DIRECTIONS:
Work out the number of lines with "Здание" in them. Reply with that number and no other words.
== EXCERPTED DATA ==
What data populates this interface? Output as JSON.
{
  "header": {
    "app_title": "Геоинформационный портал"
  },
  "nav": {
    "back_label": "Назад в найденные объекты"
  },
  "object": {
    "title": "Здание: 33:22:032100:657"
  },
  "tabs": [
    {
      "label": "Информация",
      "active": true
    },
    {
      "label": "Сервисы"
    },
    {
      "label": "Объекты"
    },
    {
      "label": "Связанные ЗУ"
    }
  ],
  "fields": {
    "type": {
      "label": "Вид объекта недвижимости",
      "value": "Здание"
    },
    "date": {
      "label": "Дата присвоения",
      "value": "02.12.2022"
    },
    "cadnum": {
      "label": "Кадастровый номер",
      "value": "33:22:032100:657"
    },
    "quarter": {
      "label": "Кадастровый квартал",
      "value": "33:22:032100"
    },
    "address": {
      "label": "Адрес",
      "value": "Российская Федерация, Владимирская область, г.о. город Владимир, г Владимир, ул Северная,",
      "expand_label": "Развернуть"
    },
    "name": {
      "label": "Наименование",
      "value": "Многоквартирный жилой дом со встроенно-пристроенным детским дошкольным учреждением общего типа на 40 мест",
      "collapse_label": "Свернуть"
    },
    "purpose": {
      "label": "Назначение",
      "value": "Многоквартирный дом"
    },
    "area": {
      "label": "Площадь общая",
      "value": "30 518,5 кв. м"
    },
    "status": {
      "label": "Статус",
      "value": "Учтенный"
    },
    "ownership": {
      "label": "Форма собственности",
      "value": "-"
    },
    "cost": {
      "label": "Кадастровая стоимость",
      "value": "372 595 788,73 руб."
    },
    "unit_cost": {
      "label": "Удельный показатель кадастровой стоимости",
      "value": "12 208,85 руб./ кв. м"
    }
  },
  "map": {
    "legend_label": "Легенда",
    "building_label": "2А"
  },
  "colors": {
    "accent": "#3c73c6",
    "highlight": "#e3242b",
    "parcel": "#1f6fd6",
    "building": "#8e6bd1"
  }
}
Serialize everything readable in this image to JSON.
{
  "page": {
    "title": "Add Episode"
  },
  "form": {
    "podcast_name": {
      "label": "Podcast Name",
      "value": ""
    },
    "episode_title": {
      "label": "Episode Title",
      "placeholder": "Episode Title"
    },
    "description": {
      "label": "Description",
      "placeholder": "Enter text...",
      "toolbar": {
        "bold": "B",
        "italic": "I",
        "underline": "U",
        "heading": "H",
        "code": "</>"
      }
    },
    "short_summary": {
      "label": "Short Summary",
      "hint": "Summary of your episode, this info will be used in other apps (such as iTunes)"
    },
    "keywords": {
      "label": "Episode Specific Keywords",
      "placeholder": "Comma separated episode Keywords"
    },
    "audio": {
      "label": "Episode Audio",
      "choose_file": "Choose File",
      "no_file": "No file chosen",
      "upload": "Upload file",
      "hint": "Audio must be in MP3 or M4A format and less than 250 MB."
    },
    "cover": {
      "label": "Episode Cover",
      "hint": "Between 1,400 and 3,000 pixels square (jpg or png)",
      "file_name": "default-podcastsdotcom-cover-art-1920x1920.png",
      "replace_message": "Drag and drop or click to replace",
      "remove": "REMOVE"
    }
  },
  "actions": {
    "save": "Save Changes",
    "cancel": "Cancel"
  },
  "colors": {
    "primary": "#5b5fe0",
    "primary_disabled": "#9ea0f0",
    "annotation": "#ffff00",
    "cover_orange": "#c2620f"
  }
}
===
FINISHED ANSWER:
2